◆ **Objective**
Copy the data from the line that contains "For every button, label, input, icon, or" through the line that contains "comment-body: 祝淘米策划福睦双旺 (172, 149, 497, 190)", swapping "heart-outline-icon" for "like-heart-icon" and leaving everything else unchanged.

Annotated element entries:
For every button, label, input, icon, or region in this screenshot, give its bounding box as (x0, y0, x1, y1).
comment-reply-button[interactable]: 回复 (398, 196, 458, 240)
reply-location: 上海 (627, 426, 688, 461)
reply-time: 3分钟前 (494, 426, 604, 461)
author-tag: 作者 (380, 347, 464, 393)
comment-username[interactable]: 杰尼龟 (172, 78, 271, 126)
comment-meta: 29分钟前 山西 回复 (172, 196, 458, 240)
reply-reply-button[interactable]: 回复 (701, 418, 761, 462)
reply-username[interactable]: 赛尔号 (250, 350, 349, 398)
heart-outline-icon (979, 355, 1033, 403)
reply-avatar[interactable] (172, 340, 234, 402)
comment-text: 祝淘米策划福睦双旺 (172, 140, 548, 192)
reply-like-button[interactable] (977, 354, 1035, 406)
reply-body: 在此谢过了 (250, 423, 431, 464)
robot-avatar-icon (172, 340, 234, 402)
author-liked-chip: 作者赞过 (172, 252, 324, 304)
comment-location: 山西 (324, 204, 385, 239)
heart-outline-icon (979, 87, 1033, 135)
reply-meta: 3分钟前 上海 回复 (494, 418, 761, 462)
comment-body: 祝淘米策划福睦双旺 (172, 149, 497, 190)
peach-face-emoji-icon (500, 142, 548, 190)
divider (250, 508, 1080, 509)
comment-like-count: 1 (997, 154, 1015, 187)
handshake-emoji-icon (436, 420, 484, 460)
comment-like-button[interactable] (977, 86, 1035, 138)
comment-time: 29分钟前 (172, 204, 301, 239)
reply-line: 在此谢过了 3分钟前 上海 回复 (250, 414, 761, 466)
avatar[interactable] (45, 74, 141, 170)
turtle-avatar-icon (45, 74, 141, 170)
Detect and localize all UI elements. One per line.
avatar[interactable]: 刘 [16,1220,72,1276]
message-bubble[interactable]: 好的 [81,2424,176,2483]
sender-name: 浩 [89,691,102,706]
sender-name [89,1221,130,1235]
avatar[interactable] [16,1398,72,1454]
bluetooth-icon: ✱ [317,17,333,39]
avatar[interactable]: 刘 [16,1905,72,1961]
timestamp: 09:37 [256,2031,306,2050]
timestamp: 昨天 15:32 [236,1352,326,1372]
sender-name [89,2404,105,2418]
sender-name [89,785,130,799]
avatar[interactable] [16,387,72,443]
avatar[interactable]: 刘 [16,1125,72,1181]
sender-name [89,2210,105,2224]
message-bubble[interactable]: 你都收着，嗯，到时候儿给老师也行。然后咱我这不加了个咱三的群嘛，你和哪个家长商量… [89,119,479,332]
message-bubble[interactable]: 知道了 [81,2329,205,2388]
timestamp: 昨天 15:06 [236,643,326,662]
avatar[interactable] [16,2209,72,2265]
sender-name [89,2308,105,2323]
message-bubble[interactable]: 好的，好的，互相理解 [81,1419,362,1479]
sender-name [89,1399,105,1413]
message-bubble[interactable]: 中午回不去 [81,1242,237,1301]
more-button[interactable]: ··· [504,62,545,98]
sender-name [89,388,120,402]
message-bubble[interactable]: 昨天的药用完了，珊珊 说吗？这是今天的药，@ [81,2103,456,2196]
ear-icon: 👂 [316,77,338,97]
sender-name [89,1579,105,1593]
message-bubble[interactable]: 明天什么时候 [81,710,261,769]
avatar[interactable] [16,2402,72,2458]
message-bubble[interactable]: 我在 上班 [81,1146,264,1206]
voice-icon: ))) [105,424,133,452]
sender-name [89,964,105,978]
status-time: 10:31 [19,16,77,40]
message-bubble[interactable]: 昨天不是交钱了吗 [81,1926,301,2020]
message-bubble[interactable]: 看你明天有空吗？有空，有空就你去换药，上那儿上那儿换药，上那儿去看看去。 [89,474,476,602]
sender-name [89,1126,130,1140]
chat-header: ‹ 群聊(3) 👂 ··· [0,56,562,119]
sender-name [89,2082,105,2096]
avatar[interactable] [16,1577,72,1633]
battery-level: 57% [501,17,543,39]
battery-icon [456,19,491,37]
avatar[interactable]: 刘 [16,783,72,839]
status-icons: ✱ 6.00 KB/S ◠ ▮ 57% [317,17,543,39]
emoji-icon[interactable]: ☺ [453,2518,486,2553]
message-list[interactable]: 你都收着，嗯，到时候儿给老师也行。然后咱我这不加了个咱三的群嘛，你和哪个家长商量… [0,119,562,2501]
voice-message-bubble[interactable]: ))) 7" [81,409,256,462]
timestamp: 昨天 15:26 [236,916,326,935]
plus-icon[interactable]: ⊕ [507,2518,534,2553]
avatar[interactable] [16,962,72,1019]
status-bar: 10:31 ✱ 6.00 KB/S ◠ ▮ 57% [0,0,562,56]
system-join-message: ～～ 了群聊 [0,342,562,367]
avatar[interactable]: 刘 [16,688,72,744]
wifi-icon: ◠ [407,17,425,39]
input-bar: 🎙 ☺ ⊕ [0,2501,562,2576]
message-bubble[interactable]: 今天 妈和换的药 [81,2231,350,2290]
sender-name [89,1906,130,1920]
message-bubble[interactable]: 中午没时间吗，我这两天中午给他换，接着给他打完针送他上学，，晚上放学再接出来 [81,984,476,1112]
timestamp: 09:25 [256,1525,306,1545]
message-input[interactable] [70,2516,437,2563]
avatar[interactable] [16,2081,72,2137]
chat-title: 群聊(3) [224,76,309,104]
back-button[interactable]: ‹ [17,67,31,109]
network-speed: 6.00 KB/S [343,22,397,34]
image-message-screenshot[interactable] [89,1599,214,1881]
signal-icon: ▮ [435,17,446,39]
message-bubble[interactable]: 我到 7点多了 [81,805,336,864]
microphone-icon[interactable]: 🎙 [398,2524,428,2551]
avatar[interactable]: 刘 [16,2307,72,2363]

---

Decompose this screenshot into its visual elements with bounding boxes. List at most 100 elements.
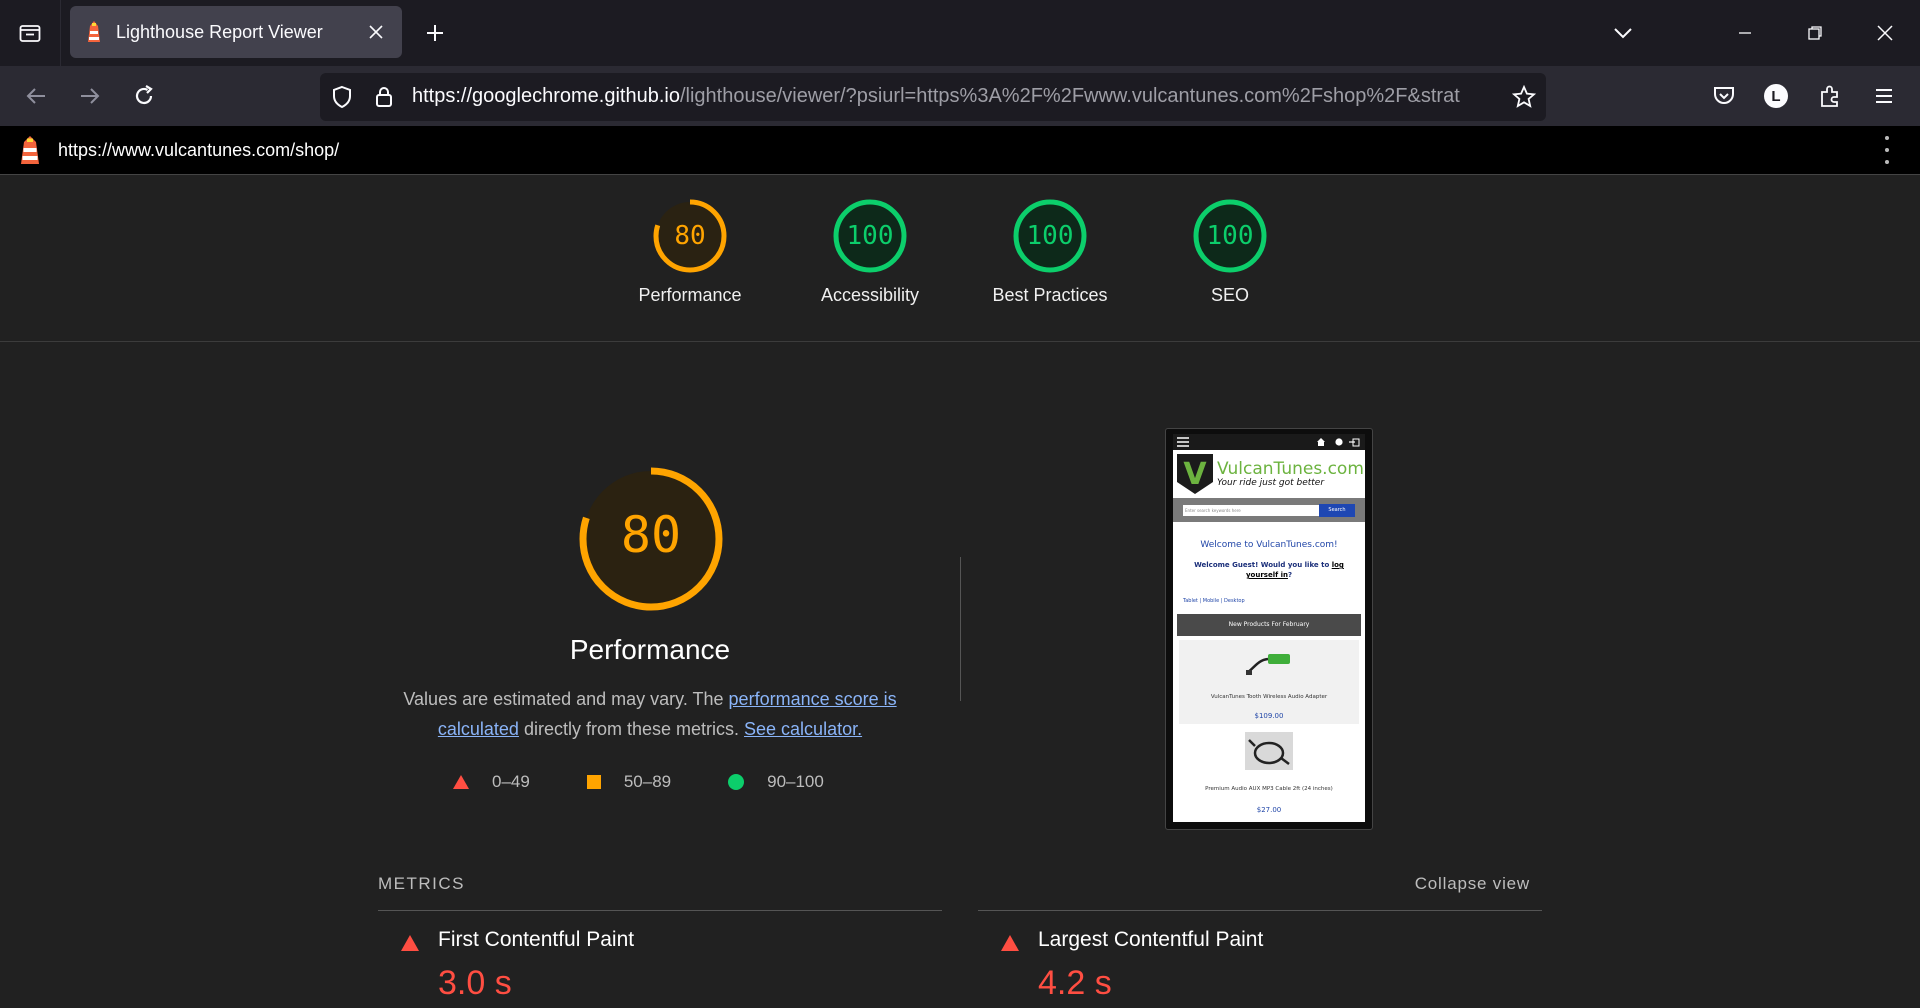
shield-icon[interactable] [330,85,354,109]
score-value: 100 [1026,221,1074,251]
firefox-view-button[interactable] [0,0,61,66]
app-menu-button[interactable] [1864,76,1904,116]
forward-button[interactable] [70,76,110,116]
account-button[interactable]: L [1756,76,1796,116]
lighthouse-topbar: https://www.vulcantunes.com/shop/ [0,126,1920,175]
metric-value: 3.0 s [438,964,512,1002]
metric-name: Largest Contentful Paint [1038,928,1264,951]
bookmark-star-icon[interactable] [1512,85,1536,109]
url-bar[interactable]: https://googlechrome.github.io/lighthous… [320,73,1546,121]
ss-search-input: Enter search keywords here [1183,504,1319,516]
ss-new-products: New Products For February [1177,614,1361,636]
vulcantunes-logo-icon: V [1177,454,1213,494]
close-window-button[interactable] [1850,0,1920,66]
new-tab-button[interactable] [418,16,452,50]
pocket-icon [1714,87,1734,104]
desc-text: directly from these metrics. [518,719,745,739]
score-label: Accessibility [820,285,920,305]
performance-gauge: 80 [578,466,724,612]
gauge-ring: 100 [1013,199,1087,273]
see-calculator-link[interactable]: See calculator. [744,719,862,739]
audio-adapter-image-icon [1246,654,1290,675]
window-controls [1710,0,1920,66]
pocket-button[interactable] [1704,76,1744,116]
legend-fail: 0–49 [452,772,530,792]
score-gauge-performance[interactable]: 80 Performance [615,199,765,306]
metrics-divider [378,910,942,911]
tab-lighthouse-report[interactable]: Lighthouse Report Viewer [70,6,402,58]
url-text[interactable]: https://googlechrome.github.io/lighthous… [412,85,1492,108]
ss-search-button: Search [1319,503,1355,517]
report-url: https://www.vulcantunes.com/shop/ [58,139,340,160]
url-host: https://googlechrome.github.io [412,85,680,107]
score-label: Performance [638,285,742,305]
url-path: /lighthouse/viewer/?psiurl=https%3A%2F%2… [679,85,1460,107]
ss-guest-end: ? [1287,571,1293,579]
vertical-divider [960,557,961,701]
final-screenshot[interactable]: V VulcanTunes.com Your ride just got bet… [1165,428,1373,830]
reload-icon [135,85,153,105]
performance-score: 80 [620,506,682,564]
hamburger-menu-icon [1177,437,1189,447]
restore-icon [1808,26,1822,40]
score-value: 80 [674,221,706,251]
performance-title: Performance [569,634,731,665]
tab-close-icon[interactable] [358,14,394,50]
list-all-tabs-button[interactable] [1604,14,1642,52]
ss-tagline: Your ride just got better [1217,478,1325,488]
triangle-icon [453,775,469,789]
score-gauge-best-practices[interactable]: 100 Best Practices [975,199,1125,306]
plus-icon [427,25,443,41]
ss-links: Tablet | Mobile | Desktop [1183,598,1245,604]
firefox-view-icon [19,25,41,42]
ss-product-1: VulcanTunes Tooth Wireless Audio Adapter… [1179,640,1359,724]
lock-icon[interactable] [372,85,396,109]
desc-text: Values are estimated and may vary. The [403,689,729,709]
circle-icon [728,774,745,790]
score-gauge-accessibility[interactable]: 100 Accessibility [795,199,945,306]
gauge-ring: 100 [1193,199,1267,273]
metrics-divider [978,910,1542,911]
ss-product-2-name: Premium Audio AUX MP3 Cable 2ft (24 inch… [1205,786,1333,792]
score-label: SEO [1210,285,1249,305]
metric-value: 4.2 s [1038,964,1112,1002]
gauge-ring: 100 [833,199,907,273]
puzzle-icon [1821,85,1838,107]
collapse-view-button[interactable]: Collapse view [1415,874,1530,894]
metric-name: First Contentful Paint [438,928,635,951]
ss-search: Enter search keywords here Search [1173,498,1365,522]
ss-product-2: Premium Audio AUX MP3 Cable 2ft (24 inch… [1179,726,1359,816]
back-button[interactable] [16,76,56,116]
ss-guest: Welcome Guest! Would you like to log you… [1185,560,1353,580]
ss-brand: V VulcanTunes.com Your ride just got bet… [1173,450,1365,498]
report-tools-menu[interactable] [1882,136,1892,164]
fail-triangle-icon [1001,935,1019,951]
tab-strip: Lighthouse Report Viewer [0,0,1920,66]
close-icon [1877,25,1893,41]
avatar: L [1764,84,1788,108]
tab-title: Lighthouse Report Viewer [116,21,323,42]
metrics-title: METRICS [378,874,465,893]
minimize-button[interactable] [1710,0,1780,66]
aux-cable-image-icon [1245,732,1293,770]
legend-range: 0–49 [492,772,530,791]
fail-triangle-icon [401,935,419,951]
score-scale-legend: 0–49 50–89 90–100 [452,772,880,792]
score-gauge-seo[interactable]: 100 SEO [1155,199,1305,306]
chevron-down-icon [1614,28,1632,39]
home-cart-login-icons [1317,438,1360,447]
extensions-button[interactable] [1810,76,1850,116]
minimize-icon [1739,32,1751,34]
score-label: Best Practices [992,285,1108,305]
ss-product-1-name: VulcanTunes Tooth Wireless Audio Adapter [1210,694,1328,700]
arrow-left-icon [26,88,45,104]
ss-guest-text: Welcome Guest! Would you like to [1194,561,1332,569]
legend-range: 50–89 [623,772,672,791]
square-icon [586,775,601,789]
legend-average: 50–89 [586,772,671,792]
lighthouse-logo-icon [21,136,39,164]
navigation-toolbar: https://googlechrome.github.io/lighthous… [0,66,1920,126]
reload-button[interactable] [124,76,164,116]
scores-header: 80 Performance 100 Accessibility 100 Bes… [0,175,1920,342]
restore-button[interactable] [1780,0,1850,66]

* * *

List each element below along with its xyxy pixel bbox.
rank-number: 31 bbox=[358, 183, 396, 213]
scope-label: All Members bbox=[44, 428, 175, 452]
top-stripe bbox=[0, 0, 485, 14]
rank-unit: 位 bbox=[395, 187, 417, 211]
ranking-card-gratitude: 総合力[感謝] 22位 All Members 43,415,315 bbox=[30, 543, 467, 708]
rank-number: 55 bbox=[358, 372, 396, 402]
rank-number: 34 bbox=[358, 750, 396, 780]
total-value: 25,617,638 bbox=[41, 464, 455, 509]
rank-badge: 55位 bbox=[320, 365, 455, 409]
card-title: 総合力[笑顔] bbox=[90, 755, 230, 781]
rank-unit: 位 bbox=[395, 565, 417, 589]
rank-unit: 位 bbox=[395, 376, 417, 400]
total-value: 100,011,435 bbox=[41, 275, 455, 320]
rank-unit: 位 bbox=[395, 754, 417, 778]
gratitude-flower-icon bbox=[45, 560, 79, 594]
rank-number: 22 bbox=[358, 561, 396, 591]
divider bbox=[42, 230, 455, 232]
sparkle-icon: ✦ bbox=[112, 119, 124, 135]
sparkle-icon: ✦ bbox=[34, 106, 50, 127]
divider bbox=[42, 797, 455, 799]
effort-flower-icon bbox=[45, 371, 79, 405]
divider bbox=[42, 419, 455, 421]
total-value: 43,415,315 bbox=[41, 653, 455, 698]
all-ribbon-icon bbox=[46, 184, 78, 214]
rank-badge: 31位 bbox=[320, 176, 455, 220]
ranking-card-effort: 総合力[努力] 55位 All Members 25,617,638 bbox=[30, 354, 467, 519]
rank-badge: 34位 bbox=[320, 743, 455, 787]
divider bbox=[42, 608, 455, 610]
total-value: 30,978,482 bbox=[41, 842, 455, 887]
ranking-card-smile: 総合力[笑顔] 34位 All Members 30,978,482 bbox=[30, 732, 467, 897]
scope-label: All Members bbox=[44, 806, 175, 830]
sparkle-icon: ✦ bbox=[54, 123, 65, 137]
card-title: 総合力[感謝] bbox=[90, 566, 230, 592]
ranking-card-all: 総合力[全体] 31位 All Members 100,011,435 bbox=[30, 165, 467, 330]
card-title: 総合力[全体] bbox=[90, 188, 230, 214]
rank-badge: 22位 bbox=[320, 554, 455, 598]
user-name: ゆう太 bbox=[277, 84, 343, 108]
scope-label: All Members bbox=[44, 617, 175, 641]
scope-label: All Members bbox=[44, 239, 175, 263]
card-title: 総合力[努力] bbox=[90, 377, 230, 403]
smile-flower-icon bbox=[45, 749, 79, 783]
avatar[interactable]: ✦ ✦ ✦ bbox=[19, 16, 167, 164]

◆ **Exercise output**
For every button, label, input, icon, or region in this screenshot, give its bounding box as (x0, y0, x1, y1).
comment-reply-button[interactable]: 回复 (398, 196, 458, 240)
reply-location: 上海 (627, 426, 688, 461)
reply-time: 3分钟前 (494, 426, 604, 461)
author-tag: 作者 (380, 347, 464, 393)
comment-username[interactable]: 杰尼龟 (172, 78, 271, 126)
comment-meta: 29分钟前 山西 回复 (172, 196, 458, 240)
reply-reply-button[interactable]: 回复 (701, 418, 761, 462)
reply-username[interactable]: 赛尔号 (250, 350, 349, 398)
like-heart-icon (979, 355, 1033, 403)
reply-avatar[interactable] (172, 340, 234, 402)
comment-text: 祝淘米策划福睦双旺 (172, 140, 548, 192)
reply-like-button[interactable] (977, 354, 1035, 406)
reply-body: 在此谢过了 (250, 423, 431, 464)
robot-avatar-icon (172, 340, 234, 402)
author-liked-chip: 作者赞过 (172, 252, 324, 304)
comment-location: 山西 (324, 204, 385, 239)
like-heart-icon (979, 87, 1033, 135)
reply-meta: 3分钟前 上海 回复 (494, 418, 761, 462)
comment-body: 祝淘米策划福睦双旺 (172, 149, 497, 190)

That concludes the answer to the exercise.